### [Annotated region listings]
━━━

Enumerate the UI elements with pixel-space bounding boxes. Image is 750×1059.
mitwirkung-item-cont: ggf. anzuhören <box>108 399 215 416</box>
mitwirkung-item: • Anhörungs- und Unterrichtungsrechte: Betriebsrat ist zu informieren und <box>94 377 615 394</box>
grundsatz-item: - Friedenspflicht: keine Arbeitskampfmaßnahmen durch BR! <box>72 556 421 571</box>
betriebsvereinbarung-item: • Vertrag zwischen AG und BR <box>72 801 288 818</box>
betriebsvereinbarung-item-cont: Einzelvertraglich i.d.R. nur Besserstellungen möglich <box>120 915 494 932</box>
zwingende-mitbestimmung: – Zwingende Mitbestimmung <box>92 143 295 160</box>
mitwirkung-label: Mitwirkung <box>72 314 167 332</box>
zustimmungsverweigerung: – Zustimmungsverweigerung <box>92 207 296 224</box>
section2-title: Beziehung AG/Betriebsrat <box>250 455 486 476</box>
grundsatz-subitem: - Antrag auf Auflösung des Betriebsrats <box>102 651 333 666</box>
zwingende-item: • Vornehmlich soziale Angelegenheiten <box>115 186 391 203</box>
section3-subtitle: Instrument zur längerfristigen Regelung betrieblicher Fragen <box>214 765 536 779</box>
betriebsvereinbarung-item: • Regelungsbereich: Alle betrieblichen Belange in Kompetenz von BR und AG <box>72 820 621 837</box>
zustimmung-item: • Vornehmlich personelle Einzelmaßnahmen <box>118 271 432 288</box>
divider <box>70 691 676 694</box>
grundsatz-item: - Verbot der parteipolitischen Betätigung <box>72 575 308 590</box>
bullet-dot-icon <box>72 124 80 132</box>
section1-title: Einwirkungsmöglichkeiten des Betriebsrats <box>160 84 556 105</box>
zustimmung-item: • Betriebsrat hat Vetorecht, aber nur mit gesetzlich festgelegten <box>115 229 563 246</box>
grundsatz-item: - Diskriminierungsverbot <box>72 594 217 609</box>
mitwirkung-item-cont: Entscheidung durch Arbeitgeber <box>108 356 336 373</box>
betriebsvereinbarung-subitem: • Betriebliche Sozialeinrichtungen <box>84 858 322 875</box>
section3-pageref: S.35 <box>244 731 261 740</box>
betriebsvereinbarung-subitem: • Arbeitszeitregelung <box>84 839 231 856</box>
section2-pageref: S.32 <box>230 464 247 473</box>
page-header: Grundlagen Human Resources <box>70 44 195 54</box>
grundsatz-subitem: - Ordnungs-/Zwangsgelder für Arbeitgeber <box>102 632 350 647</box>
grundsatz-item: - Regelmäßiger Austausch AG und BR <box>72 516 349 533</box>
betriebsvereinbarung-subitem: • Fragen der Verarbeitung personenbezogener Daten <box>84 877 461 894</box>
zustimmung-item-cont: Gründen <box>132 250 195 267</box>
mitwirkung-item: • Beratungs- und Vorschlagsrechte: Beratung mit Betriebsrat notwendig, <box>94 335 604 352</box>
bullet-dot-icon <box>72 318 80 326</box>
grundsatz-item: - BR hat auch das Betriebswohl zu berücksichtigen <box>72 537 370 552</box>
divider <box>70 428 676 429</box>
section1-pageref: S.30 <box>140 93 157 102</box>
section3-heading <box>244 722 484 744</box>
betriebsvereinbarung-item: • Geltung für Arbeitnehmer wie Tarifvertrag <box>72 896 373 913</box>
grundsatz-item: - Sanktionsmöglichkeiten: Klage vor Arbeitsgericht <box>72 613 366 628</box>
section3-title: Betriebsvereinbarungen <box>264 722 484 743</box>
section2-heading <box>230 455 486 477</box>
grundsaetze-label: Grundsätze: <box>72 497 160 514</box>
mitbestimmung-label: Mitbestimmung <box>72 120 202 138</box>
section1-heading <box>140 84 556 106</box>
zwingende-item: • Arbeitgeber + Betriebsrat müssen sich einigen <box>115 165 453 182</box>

━━━

### [Your goal]
Please return every line of the rows above verbatim, with no changes.

### [Solution for this problem]
Enumerate the UI elements with pixel-space bounding boxes. Image is 750×1059.
mitwirkung-item-cont: ggf. anzuhören <box>108 399 215 416</box>
mitwirkung-item: • Anhörungs- und Unterrichtungsrechte: Betriebsrat ist zu informieren und <box>94 377 615 394</box>
grundsatz-item: - Friedenspflicht: keine Arbeitskampfmaßnahmen durch BR! <box>72 556 421 571</box>
betriebsvereinbarung-item: • Vertrag zwischen AG und BR <box>72 801 288 818</box>
betriebsvereinbarung-item-cont: Einzelvertraglich i.d.R. nur Besserstellungen möglich <box>120 915 494 932</box>
zwingende-mitbestimmung: – Zwingende Mitbestimmung <box>92 143 295 160</box>
mitwirkung-label: Mitwirkung <box>72 314 167 332</box>
zustimmungsverweigerung: – Zustimmungsverweigerung <box>92 207 296 224</box>
section2-title: Beziehung AG/Betriebsrat <box>250 455 486 476</box>
grundsatz-subitem: - Antrag auf Auflösung des Betriebsrats <box>102 651 333 666</box>
zwingende-item: • Vornehmlich soziale Angelegenheiten <box>115 186 391 203</box>
section3-subtitle: Instrument zur längerfristigen Regelung betrieblicher Fragen <box>214 765 536 779</box>
betriebsvereinbarung-item: • Regelungsbereich: Alle betrieblichen Belange in Kompetenz von BR und AG <box>72 820 621 837</box>
zustimmung-item: • Vornehmlich personelle Einzelmaßnahmen <box>118 271 432 288</box>
divider <box>70 691 676 694</box>
grundsatz-item: - Verbot der parteipolitischen Betätigung <box>72 575 308 590</box>
bullet-dot-icon <box>72 124 80 132</box>
section1-title: Einwirkungsmöglichkeiten des Betriebsrats <box>160 84 556 105</box>
zustimmung-item: • Betriebsrat hat Vetorecht, aber nur mit gesetzlich festgelegten <box>115 229 563 246</box>
grundsatz-item: - Diskriminierungsverbot <box>72 594 217 609</box>
mitwirkung-item-cont: Entscheidung durch Arbeitgeber <box>108 356 336 373</box>
betriebsvereinbarung-subitem: • Betriebliche Sozialeinrichtungen <box>84 858 322 875</box>
section3-pageref: S.35 <box>244 731 261 740</box>
betriebsvereinbarung-subitem: • Arbeitszeitregelung <box>84 839 231 856</box>
section2-pageref: S.32 <box>230 464 247 473</box>
page-header: Grundlagen Human Resources <box>70 44 195 54</box>
grundsatz-subitem: - Ordnungs-/Zwangsgelder für Arbeitgeber <box>102 632 350 647</box>
grundsatz-item: - Regelmäßiger Austausch AG und BR <box>72 516 349 533</box>
betriebsvereinbarung-subitem: • Fragen der Verarbeitung personenbezogener Daten <box>84 877 461 894</box>
zustimmung-item-cont: Gründen <box>132 250 195 267</box>
mitwirkung-item: • Beratungs- und Vorschlagsrechte: Beratung mit Betriebsrat notwendig, <box>94 335 604 352</box>
bullet-dot-icon <box>72 318 80 326</box>
grundsatz-item: - BR hat auch das Betriebswohl zu berücksichtigen <box>72 537 370 552</box>
divider <box>70 428 676 429</box>
section1-pageref: S.30 <box>140 93 157 102</box>
section3-heading <box>244 722 484 744</box>
betriebsvereinbarung-item: • Geltung für Arbeitnehmer wie Tarifvertrag <box>72 896 373 913</box>
grundsatz-item: - Sanktionsmöglichkeiten: Klage vor Arbeitsgericht <box>72 613 366 628</box>
section3-title: Betriebsvereinbarungen <box>264 722 484 743</box>
section2-heading <box>230 455 486 477</box>
grundsaetze-label: Grundsätze: <box>72 497 160 514</box>
mitbestimmung-label: Mitbestimmung <box>72 120 202 138</box>
section1-heading <box>140 84 556 106</box>
zwingende-item: • Arbeitgeber + Betriebsrat müssen sich einigen <box>115 165 453 182</box>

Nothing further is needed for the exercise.